**PROBLEM TO WORK ON**.
Provide an exact reproduction of every entry.

Dataset records

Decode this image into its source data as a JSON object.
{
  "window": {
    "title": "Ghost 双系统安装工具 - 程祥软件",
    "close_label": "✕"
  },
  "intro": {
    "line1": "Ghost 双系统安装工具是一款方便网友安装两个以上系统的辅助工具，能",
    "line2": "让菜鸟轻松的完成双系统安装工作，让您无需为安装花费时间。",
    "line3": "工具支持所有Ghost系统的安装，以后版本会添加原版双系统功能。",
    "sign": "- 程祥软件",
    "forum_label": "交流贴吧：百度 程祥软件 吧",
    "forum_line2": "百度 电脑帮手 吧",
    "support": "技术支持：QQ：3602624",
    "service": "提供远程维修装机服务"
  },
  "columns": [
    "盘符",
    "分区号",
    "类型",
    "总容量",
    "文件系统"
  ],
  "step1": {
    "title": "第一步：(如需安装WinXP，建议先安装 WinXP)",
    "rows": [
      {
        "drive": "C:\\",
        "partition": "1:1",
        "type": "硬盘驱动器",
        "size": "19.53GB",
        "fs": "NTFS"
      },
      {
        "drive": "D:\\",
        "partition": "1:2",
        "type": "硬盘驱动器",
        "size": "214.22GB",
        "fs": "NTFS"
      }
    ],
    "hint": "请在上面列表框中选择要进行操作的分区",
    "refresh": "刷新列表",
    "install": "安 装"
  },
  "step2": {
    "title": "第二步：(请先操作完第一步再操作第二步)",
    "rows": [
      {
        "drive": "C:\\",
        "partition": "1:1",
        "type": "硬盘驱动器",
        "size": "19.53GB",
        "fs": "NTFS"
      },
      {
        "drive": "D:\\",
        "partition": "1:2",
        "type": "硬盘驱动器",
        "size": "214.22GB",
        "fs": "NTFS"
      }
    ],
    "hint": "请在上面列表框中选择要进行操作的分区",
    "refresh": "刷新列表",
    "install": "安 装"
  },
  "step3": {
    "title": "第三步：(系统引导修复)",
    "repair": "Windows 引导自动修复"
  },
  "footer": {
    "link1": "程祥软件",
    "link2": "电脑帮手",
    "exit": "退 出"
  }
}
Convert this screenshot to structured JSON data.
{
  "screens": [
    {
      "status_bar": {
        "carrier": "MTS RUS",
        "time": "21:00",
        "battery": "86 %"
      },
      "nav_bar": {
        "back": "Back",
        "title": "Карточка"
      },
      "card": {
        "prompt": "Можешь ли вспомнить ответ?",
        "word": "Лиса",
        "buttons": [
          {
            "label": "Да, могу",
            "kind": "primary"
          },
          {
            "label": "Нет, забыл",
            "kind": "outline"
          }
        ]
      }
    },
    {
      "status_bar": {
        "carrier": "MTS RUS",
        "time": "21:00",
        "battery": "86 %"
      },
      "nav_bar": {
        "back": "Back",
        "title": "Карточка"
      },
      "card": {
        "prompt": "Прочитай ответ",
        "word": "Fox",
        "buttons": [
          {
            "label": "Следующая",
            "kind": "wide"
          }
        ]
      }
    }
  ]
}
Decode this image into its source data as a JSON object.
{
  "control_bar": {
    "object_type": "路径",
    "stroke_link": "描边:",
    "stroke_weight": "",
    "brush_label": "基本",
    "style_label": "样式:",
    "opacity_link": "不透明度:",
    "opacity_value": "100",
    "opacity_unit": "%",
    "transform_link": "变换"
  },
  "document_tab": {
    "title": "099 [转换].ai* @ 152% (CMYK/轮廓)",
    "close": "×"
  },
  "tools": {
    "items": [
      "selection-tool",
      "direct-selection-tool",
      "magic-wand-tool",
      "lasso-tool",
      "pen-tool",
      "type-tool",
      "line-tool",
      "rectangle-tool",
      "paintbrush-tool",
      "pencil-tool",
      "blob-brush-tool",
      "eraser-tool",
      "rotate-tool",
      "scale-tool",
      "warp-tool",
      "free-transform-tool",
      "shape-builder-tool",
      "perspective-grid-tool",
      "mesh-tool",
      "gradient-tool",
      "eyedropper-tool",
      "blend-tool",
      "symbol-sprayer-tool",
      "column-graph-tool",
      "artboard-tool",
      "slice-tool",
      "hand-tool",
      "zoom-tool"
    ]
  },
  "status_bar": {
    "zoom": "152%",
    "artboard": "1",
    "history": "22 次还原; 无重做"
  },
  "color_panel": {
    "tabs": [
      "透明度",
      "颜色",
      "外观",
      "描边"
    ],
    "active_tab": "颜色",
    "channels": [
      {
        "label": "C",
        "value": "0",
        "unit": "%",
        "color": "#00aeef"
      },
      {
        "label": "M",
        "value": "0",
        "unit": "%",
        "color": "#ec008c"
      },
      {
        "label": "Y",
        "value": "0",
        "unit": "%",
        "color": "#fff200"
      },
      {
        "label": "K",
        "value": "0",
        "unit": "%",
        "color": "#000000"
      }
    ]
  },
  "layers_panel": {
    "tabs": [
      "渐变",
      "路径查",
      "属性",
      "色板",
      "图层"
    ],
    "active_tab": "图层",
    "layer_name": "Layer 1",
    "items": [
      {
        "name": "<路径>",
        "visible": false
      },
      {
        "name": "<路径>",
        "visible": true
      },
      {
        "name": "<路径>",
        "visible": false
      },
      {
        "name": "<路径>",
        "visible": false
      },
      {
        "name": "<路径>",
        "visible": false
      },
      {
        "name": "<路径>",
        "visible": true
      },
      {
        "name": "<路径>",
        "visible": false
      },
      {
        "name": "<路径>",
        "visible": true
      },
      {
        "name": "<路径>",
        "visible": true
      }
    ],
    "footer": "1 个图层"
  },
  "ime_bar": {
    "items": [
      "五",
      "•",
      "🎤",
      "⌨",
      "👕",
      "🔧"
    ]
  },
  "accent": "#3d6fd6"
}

**TASK OUTPUT**.
Decode this image into its source data as a JSON object.
{
  "window": {
    "title": "Ghost 双系统安装工具 - 程祥软件",
    "close_label": "✕"
  },
  "intro": {
    "line1": "Ghost 双系统安装工具是一款方便网友安装两个以上系统的辅助工具，能",
    "line2": "让菜鸟轻松的完成双系统安装工作，让您无需为安装花费时间。",
    "line3": "工具支持所有Ghost系统的安装，以后版本会添加原版双系统功能。",
    "sign": "- 程祥软件",
    "forum_label": "交流贴吧：百度 程祥软件 吧",
    "forum_line2": "百度 电脑帮手 吧",
    "support": "技术支持：QQ：3602624",
    "service": "提供远程维修装机服务"
  },
  "columns": [
    "盘符",
    "分区号",
    "类型",
    "总容量",
    "文件系统"
  ],
  "step1": {
    "title": "第一步：(如需安装WinXP，建议先安装 WinXP)",
    "rows": [
      {
        "drive": "C:\\",
        "partition": "1:1",
        "type": "硬盘驱动器",
        "size": "19.53GB",
        "fs": "NTFS"
      },
      {
        "drive": "D:\\",
        "partition": "1:2",
        "type": "硬盘驱动器",
        "size": "214.22GB",
        "fs": "NTFS"
      }
    ],
    "hint": "请在上面列表框中选择要进行操作的分区",
    "refresh": "刷新列表",
    "install": "安 装"
  },
  "step2": {
    "title": "第二步：(请先操作完第一步再操作第二步)",
    "rows": [
      {
        "drive": "C:\\",
        "partition": "1:1",
        "type": "硬盘驱动器",
        "size": "19.53GB",
        "fs": "NTFS"
      },
      {
        "drive": "D:\\",
        "partition": "1:2",
        "type": "硬盘驱动器",
        "size": "214.22GB",
        "fs": "NTFS"
      }
    ],
    "hint": "请在上面列表框中选择要进行操作的分区",
    "refresh": "刷新列表",
    "install": "安 装"
  },
  "step3": {
    "title": "第三步：(系统引导修复)",
    "repair": "Windows 引导自动修复"
  },
  "footer": {
    "link1": "程祥软件",
    "link2": "电脑帮手",
    "exit": "退 出"
  }
}
Convert this screenshot to structured JSON data.
{
  "screens": [
    {
      "status_bar": {
        "carrier": "MTS RUS",
        "time": "21:00",
        "battery": "86 %"
      },
      "nav_bar": {
        "back": "Back",
        "title": "Карточка"
      },
      "card": {
        "prompt": "Можешь ли вспомнить ответ?",
        "word": "Лиса",
        "buttons": [
          {
            "label": "Да, могу",
            "kind": "primary"
          },
          {
            "label": "Нет, забыл",
            "kind": "outline"
          }
        ]
      }
    },
    {
      "status_bar": {
        "carrier": "MTS RUS",
        "time": "21:00",
        "battery": "86 %"
      },
      "nav_bar": {
        "back": "Back",
        "title": "Карточка"
      },
      "card": {
        "prompt": "Прочитай ответ",
        "word": "Fox",
        "buttons": [
          {
            "label": "Следующая",
            "kind": "wide"
          }
        ]
      }
    }
  ]
}
Decode this image into its source data as a JSON object.
{
  "control_bar": {
    "object_type": "路径",
    "stroke_link": "描边:",
    "stroke_weight": "",
    "brush_label": "基本",
    "style_label": "样式:",
    "opacity_link": "不透明度:",
    "opacity_value": "100",
    "opacity_unit": "%",
    "transform_link": "变换"
  },
  "document_tab": {
    "title": "099 [转换].ai* @ 152% (CMYK/轮廓)",
    "close": "×"
  },
  "tools": {
    "items": [
      "selection-tool",
      "direct-selection-tool",
      "magic-wand-tool",
      "lasso-tool",
      "pen-tool",
      "type-tool",
      "line-tool",
      "rectangle-tool",
      "paintbrush-tool",
      "pencil-tool",
      "blob-brush-tool",
      "eraser-tool",
      "rotate-tool",
      "scale-tool",
      "warp-tool",
      "free-transform-tool",
      "shape-builder-tool",
      "perspective-grid-tool",
      "mesh-tool",
      "gradient-tool",
      "eyedropper-tool",
      "blend-tool",
      "symbol-sprayer-tool",
      "column-graph-tool",
      "artboard-tool",
      "slice-tool",
      "hand-tool",
      "zoom-tool"
    ]
  },
  "status_bar": {
    "zoom": "152%",
    "artboard": "1",
    "history": "22 次还原; 无重做"
  },
  "color_panel": {
    "tabs": [
      "透明度",
      "颜色",
      "外观",
      "描边"
    ],
    "active_tab": "颜色",
    "channels": [
      {
        "label": "C",
        "value": "0",
        "unit": "%",
        "color": "#00aeef"
      },
      {
        "label": "M",
        "value": "0",
        "unit": "%",
        "color": "#ec008c"
      },
      {
        "label": "Y",
        "value": "0",
        "unit": "%",
        "color": "#fff200"
      },
      {
        "label": "K",
        "value": "0",
        "unit": "%",
        "color": "#000000"
      }
    ]
  },
  "layers_panel": {
    "tabs": [
      "渐变",
      "路径查",
      "属性",
      "色板",
      "图层"
    ],
    "active_tab": "图层",
    "layer_name": "Layer 1",
    "items": [
      {
        "name": "<路径>",
        "visible": false
      },
      {
        "name": "<路径>",
        "visible": true
      },
      {
        "name": "<路径>",
        "visible": false
      },
      {
        "name": "<路径>",
        "visible": false
      },
      {
        "name": "<路径>",
        "visible": false
      },
      {
        "name": "<路径>",
        "visible": true
      },
      {
        "name": "<路径>",
        "visible": false
      },
      {
        "name": "<路径>",
        "visible": true
      },
      {
        "name": "<路径>",
        "visible": true
      }
    ],
    "footer": "1 个图层"
  },
  "ime_bar": {
    "items": [
      "五",
      "•",
      "🎤",
      "⌨",
      "👕",
      "🔧"
    ]
  },
  "accent": "#3d6fd6"
}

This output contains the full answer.